Required work
Return every line of the records below that contains the string "labels".

━━ Input ━━

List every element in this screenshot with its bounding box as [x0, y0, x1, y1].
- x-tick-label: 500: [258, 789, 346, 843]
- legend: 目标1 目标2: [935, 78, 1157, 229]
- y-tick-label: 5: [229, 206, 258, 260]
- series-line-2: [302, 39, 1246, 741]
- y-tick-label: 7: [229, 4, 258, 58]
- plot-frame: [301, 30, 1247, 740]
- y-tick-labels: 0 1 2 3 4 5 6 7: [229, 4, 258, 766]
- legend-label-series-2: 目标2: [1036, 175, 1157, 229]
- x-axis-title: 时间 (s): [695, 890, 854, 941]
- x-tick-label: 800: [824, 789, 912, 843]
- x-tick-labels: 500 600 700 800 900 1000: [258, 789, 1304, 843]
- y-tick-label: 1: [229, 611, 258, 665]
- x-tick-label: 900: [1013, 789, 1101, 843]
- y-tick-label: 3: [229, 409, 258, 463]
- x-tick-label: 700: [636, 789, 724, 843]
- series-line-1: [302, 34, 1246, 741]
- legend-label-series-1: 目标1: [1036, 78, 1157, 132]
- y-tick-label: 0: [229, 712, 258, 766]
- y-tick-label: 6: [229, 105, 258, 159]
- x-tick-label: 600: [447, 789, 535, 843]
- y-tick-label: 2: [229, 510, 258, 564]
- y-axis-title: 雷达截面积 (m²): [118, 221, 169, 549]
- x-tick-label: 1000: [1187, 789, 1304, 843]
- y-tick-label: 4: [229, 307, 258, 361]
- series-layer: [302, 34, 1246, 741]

━━━
━━ Input ━━

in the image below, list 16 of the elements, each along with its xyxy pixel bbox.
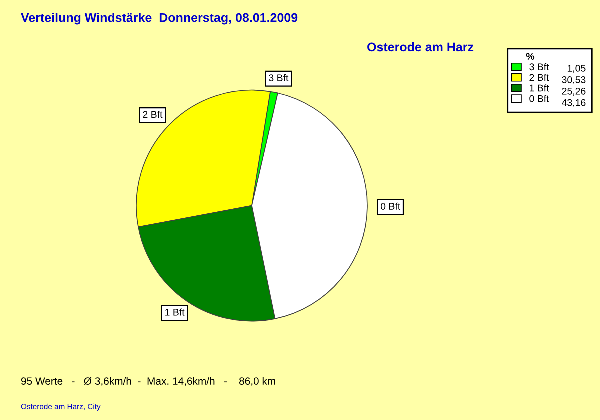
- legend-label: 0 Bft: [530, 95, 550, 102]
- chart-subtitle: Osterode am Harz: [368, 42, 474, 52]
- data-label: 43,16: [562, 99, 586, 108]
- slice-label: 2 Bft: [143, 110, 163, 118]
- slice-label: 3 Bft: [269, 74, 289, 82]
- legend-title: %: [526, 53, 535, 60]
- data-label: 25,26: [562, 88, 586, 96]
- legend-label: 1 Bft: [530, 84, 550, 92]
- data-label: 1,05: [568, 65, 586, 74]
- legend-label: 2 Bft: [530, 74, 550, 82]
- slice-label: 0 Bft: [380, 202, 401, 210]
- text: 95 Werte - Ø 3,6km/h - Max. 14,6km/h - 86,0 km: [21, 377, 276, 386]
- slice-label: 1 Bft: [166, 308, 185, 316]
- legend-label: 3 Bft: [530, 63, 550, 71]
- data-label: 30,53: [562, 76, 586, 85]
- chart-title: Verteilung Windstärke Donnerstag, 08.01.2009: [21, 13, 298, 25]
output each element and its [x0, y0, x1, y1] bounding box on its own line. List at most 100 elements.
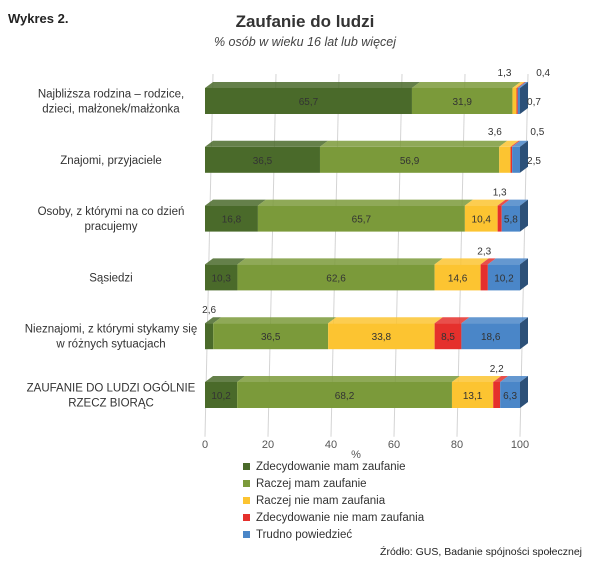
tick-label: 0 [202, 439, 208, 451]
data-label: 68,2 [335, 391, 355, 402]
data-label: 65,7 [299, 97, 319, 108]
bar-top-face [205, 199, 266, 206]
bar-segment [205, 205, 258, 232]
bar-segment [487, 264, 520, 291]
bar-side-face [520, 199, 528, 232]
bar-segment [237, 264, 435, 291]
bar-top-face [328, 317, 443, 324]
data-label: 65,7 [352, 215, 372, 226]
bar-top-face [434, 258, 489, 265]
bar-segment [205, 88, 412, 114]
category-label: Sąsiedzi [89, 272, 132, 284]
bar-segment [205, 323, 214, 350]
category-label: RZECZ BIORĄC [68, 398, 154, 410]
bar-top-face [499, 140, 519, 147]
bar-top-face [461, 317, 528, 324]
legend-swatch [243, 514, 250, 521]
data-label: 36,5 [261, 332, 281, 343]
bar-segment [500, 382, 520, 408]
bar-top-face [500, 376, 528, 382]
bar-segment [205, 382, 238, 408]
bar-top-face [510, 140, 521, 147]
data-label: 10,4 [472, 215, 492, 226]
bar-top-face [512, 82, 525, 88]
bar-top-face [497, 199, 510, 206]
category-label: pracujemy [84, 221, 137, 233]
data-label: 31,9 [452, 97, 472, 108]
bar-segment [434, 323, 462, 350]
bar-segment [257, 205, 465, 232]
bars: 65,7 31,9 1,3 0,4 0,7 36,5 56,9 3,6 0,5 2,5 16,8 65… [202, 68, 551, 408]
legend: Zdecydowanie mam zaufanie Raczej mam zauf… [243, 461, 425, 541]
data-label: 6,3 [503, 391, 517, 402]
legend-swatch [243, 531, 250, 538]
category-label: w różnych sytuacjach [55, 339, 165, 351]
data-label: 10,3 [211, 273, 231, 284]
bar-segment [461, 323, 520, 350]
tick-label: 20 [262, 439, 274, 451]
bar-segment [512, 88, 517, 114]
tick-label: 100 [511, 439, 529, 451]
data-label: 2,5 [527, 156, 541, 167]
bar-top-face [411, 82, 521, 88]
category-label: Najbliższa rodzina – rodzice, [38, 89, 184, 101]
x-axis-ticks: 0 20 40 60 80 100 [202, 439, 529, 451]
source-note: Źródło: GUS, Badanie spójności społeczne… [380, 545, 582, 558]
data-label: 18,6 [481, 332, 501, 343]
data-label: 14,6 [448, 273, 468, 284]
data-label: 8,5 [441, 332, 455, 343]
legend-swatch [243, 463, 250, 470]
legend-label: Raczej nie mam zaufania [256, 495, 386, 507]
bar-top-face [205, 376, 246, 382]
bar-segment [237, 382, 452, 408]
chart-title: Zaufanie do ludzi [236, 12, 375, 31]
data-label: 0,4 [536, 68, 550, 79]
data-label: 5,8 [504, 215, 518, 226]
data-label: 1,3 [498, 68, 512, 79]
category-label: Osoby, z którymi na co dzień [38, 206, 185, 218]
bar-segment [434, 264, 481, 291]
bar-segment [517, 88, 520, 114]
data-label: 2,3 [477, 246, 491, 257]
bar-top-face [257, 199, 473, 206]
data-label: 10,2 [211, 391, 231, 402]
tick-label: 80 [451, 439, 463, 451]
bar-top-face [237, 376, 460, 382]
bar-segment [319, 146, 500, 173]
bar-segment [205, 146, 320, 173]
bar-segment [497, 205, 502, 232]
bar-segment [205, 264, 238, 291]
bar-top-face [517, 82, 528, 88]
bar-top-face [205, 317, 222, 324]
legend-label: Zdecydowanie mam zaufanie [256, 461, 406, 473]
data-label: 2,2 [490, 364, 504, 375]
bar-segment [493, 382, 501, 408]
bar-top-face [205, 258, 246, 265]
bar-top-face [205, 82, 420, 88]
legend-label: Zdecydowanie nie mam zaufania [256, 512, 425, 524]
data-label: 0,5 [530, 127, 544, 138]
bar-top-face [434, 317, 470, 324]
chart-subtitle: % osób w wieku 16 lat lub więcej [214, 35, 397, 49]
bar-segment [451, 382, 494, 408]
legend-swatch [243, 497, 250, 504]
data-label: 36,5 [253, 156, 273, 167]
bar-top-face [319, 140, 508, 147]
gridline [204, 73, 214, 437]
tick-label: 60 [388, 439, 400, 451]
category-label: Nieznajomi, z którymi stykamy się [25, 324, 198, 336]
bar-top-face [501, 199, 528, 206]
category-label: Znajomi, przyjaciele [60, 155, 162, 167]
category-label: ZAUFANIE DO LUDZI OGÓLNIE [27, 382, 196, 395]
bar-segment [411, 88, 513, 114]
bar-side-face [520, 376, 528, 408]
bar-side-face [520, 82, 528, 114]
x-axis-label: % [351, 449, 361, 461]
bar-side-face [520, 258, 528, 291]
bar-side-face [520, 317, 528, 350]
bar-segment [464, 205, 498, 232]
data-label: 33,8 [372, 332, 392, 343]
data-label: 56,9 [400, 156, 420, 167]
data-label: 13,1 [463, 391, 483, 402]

━━━

Answer to the problem
- y-tick-labels: 0 1 2 3 4 5 6 7: [229, 4, 258, 766]
- x-tick-labels: 500 600 700 800 900 1000: [258, 789, 1304, 843]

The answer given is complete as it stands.